TASK ITEM: Copy word for word the passage of the excerpt on SLURM CPU and memory requests that runs from "Requesting a sensible" up to and including "or use Snakemake.".

** Opening EXCERPT PROVIDED block **

Sometimes there is just no way around it, and if you don't expect your job(s) to be very efficient, please submit to the overprovisioned default-op partition, which is also the default. Overprovisioning simply means that SLURM will allocate more CPU's than available on each machine, so that more than one job will run on each CPU, ensuring that each physical CPU is actually utilized 100% and thus more people are happy!

Use nproc everywhere

The number of CPUs is not a hard limit like the physical amount of memory is, on the other hand, and SLURM will never exceed the maximum physical memory of each compute node. Instead jobs are killed if they exceed the allocated amount of memory for the job (only if no other jobs need the memory), or not be allowed to start in the first place. With CPUs the processes you run simply won't be able to detect any more CPUs than those allocated, hence it's handy to just use nproc within scripts to detect the number of available CPUs instead of manually setting a value for each tool. Furthermore, if you request more memory per CPU that the max allowed for the particular partition (refer to hardware partitions), SLURM will automatically allocate more CPU's for the job, and hence, again, it's a good idea to detect the number of CPU's dynamically using nproc everywhere.

Memory

Requesting a sensible maximum amount of memory is important to avoid crashing jobs. It's generally best to allocate more memory than what you need, so that the job doesn't crash and the spent resources don't go to waste and could have been used for something else anyways. To obtain a qualified guess you can start the job based on an initial expectation, and then set a job time limit of maybe 5-10 minutes just to see if it might crash due to exceeding the allocated memory, and if not you will see the maximum memory usage for the job in the email notification report (or use seff <jobid>). Then adjust accordingly and submit again with a little extra than what was used at maximum. Different steps of a workflow will in many cases, unavoidably, need more memory than others, so again, if they run for a long time, split it into multiple jobs or use Snakemake.

Our compute nodes have plenty of memory, but some tools require lots of memory. If you know that your job is going to use a lot of memory (per CPU that is), you should likely submit the job to the high-mem partition. In order to fully utilize each compute node a general rule of thumb is to:

Rule of thumb for optimal memory usage

Request a maximum of 5GB per CPU (1TB / 192t) if submitting jobs to the general partition. If you need more than that submit to the high-mem partition instead. If you request more memory per CPU than allowed for a particular partition, SLURM will automatically allocate more CPUs to scale accordingly, details here. It is therefore ideal to detect the number of CPUs available dynamically in your workflows using for example nproc.

If you know that you are almost going to fully saturate the memory on a compute node (depending on partition), you might as well also request more CPUs up to the total of a single compute node, since your job will likely allocate a full compute node alone, and CPU's can end up idle, while you could have finished the job faster. If needed you can also submit directly to the individual compute nodes specifically using the nodelist option (and potentially also --exclusive), refer to hardware partitions for hostnames and compute node specs.

Also keep in mind that the effective amount of memory available to SLURM jobs is less than what the physical machines have available because they are virtual machines running on a hypervisor OS that also needs some memory. A 1 TB machine roughly has 950 GB available and the 2 TB ones have 1.9 TB. See sinfo -N -l for details of each node.

** Closing EXCERPT PROVIDED block **
** Opening DATASET CONTENT block **

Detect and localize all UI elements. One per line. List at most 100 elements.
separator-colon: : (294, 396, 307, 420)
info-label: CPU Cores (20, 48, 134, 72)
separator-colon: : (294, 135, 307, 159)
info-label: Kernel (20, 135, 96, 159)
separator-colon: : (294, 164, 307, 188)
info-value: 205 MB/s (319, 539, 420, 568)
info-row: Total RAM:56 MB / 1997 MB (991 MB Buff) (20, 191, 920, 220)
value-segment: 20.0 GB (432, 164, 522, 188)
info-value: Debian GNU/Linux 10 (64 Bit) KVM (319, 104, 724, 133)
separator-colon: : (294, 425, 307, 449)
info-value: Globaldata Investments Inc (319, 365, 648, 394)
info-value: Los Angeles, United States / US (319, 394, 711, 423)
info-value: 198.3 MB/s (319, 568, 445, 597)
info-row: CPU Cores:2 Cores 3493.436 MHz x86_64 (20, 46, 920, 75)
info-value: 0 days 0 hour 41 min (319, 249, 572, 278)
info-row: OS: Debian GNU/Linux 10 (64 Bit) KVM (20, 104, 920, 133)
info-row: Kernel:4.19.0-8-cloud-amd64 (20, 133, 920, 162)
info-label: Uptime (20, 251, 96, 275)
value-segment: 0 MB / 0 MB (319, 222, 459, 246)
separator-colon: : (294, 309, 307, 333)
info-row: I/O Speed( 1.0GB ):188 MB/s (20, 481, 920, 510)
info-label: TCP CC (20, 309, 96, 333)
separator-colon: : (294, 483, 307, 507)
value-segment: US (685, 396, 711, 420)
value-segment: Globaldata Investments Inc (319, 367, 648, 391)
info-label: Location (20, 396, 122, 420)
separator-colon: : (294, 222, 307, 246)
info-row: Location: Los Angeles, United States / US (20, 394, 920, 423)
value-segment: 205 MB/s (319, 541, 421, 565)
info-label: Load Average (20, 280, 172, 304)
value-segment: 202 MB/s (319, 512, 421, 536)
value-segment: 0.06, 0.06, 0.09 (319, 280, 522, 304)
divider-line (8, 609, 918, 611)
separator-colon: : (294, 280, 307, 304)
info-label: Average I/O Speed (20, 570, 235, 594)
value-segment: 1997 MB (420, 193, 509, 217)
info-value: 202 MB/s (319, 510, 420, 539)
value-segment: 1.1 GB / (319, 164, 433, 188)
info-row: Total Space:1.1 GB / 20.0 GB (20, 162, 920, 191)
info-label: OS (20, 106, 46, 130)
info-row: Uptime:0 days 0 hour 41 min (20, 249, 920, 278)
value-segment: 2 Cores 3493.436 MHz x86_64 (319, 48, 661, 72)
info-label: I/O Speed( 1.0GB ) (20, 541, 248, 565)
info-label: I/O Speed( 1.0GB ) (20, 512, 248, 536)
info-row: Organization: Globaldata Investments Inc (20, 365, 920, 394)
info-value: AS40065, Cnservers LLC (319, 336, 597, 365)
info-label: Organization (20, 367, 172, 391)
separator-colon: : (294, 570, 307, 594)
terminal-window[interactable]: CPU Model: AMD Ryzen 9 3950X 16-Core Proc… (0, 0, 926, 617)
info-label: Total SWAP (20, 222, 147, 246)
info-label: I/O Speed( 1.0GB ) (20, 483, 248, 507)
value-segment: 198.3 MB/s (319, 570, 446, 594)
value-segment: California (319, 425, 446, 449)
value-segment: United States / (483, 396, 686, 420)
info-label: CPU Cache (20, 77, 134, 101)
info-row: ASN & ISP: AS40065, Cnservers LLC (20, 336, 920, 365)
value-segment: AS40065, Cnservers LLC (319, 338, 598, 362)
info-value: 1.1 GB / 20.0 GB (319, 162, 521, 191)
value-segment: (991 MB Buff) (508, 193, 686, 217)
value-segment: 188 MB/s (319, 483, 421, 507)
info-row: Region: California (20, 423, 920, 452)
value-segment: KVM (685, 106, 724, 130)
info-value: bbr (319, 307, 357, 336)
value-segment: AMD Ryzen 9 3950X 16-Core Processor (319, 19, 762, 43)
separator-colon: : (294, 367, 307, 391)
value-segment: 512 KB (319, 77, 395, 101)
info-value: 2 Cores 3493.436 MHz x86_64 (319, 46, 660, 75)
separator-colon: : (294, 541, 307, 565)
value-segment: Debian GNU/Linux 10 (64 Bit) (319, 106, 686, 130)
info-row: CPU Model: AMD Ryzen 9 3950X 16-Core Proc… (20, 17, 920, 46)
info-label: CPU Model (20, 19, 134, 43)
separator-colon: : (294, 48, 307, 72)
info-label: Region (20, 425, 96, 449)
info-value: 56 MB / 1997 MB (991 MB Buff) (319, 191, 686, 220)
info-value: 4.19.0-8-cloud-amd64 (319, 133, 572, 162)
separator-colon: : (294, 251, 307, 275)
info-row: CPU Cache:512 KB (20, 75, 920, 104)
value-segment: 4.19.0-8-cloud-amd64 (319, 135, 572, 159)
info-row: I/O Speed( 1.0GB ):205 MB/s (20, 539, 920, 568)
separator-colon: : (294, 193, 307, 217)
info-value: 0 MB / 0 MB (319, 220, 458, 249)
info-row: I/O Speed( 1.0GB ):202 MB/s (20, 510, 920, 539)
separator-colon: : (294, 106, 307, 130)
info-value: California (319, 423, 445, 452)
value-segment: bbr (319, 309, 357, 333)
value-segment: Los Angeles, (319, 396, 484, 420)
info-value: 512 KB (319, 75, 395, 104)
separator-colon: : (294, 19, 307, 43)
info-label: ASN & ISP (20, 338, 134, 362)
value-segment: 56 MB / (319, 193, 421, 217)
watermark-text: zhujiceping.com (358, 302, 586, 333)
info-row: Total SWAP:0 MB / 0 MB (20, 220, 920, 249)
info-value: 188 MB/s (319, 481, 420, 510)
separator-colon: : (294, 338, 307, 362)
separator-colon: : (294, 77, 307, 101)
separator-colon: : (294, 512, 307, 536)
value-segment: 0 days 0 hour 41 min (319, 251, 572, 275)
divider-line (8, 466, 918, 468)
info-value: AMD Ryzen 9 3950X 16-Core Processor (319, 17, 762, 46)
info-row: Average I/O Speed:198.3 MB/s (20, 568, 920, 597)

** Closing DATASET CONTENT block **

EXPECTED ANSWER:
Requesting a sensible maximum amount of memory is important to avoid crashing jobs. It's generally best to allocate more memory than what you need, so that the job doesn't crash and the spent resources don't go to waste and could have been used for something else anyways. To obtain a qualified guess you can start the job based on an initial expectation, and then set a job time limit of maybe 5-10 minutes just to see if it might crash due to exceeding the allocated memory, and if not you will see the maximum memory usage for the job in the email notification report (or use seff <jobid>). Then adjust accordingly and submit again with a little extra than what was used at maximum. Different steps of a workflow will in many cases, unavoidably, need more memory than others, so again, if they run for a long time, split it into multiple jobs or use Snakemake.